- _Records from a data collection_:
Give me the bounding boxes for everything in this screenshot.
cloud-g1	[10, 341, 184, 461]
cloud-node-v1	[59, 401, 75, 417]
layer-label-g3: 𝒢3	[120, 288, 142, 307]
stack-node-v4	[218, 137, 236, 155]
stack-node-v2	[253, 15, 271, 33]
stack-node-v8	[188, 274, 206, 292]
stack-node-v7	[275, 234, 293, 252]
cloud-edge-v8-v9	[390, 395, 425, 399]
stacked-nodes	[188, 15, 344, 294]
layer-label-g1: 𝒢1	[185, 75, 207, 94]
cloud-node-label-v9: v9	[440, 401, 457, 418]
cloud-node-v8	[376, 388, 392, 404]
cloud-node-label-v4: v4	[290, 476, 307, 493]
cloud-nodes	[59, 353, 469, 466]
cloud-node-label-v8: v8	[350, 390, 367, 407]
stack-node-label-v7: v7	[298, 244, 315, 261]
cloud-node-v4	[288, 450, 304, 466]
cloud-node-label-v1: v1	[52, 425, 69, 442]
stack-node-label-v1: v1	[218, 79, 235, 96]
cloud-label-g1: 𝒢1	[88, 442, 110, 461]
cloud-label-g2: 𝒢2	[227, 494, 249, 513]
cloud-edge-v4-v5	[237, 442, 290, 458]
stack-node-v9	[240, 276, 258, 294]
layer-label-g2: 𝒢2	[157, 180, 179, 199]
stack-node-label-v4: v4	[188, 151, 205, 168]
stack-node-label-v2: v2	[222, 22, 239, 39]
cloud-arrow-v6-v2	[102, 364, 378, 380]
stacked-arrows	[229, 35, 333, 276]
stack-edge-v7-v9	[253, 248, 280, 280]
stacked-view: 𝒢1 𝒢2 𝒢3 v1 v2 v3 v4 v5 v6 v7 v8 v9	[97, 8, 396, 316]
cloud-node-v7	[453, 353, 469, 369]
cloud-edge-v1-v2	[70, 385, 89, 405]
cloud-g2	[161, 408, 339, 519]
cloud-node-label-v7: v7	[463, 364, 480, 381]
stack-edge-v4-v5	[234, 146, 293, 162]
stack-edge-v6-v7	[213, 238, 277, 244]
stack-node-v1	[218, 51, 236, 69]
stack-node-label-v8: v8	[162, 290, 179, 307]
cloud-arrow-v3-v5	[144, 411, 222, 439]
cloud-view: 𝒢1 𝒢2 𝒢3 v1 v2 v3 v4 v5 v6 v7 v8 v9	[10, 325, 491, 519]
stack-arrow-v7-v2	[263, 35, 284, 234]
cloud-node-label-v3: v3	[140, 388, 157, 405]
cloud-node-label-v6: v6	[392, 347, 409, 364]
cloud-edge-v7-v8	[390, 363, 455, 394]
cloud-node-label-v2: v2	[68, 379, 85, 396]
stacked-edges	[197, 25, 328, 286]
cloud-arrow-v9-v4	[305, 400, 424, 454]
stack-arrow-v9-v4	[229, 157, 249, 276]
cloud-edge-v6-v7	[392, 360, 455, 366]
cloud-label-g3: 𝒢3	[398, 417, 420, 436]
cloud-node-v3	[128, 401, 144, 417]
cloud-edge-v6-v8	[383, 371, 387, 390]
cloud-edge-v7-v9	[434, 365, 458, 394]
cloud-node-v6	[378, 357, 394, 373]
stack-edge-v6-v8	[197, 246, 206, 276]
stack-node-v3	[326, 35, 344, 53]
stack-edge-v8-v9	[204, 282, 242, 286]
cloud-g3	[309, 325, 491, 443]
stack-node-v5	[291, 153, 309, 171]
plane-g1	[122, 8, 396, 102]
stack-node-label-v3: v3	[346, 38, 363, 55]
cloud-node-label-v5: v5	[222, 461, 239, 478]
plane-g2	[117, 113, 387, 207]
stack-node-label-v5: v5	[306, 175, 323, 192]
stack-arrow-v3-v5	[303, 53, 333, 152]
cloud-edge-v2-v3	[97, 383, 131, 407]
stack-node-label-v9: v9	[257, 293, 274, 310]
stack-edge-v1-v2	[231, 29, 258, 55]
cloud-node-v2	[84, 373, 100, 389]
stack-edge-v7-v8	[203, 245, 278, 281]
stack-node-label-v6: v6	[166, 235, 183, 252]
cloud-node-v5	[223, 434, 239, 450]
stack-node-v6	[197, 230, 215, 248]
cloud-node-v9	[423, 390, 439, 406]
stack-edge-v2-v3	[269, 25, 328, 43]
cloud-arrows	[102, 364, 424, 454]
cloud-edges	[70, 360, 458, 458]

- _Written request_: Extract every line of the records above that contains the string "plane", treating uppercase and lowercase as different.

- _The answer_:
plane-g1	[122, 8, 396, 102]
plane-g2	[117, 113, 387, 207]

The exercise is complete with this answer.